Extracted data entries
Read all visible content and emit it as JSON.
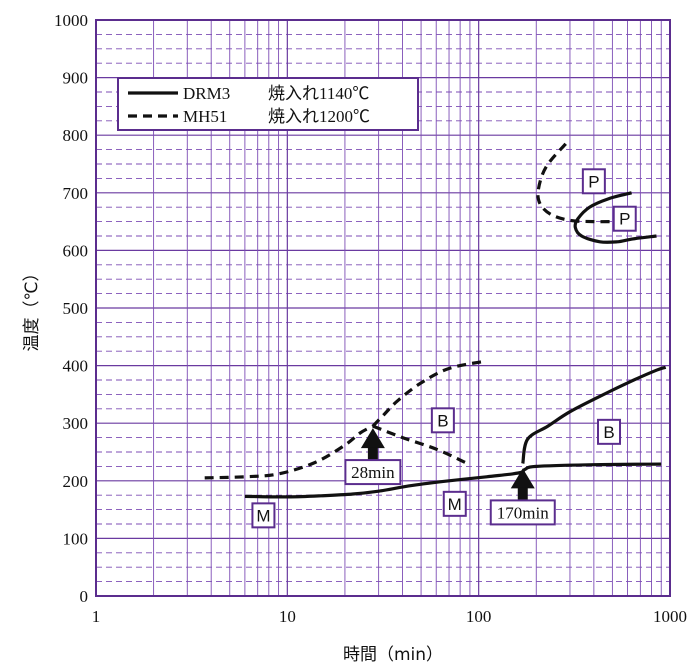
{
  "chart_data": {
    "type": "line",
    "xlabel": "時間（min）",
    "ylabel": "温度（℃）",
    "xscale": "log",
    "xlim": [
      1,
      1000
    ],
    "ylim": [
      0,
      1000
    ],
    "x_ticks": [
      "1",
      "10",
      "100",
      "1000"
    ],
    "y_ticks": [
      "0",
      "100",
      "200",
      "300",
      "400",
      "500",
      "600",
      "700",
      "800",
      "900",
      "1000"
    ],
    "grid": true,
    "colors": {
      "frame": "#5b2d8e",
      "grid_major": "#6a3aa0",
      "grid_minor": "#7d4db5",
      "curve": "#111111"
    },
    "legend": {
      "placement": "top-left",
      "entries": [
        {
          "name": "DRM3",
          "condition": "焼入れ1140℃",
          "style": "solid"
        },
        {
          "name": "MH51",
          "condition": "焼入れ1200℃",
          "style": "dashed"
        }
      ]
    },
    "series": [
      {
        "name": "DRM3",
        "style": "solid",
        "curves": [
          {
            "region": "P",
            "points": [
              [
                630,
                700
              ],
              [
                480,
                690
              ],
              [
                380,
                675
              ],
              [
                330,
                655
              ],
              [
                320,
                640
              ],
              [
                345,
                625
              ],
              [
                430,
                615
              ],
              [
                530,
                615
              ],
              [
                640,
                620
              ],
              [
                850,
                625
              ]
            ]
          },
          {
            "region": "B",
            "points": [
              [
                170,
                230
              ],
              [
                180,
                272
              ],
              [
                230,
                295
              ],
              [
                300,
                320
              ],
              [
                420,
                345
              ],
              [
                600,
                370
              ],
              [
                850,
                392
              ],
              [
                950,
                397
              ]
            ]
          },
          {
            "region": "M",
            "points": [
              [
                6,
                173
              ],
              [
                10,
                172
              ],
              [
                15,
                174
              ],
              [
                22,
                177
              ],
              [
                30,
                182
              ],
              [
                45,
                192
              ],
              [
                70,
                200
              ],
              [
                110,
                207
              ],
              [
                150,
                212
              ],
              [
                168,
                215
              ],
              [
                175,
                220
              ],
              [
                200,
                225
              ],
              [
                400,
                228
              ],
              [
                900,
                229
              ]
            ]
          }
        ]
      },
      {
        "name": "MH51",
        "style": "dashed",
        "curves": [
          {
            "region": "P",
            "points": [
              [
                285,
                785
              ],
              [
                225,
                745
              ],
              [
                205,
                705
              ],
              [
                210,
                680
              ],
              [
                240,
                662
              ],
              [
                300,
                652
              ],
              [
                400,
                650
              ],
              [
                520,
                650
              ]
            ]
          },
          {
            "region": "B",
            "points": [
              [
                28,
                295
              ],
              [
                32,
                315
              ],
              [
                38,
                340
              ],
              [
                50,
                370
              ],
              [
                70,
                395
              ],
              [
                110,
                408
              ]
            ]
          },
          {
            "region": "B-lower",
            "points": [
              [
                28,
                295
              ],
              [
                40,
                275
              ],
              [
                60,
                255
              ],
              [
                85,
                232
              ]
            ]
          },
          {
            "region": "M",
            "points": [
              [
                3.7,
                205
              ],
              [
                6,
                207
              ],
              [
                9,
                212
              ],
              [
                14,
                232
              ],
              [
                20,
                262
              ],
              [
                24,
                283
              ],
              [
                28,
                295
              ]
            ]
          }
        ]
      }
    ],
    "region_labels": [
      {
        "text": "P",
        "x": 400,
        "y": 720
      },
      {
        "text": "P",
        "x": 580,
        "y": 655
      },
      {
        "text": "B",
        "x": 65,
        "y": 305
      },
      {
        "text": "B",
        "x": 480,
        "y": 285
      },
      {
        "text": "M",
        "x": 7.5,
        "y": 140
      },
      {
        "text": "M",
        "x": 75,
        "y": 160
      }
    ],
    "annotations": [
      {
        "text": "28min",
        "x": 28,
        "y": 295
      },
      {
        "text": "170min",
        "x": 170,
        "y": 225
      }
    ]
  }
}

-- WHAT YOU SHOULD DO --
Count the lines that hold the string "style" and state that number alone.

-- WRITTEN ANSWER --
4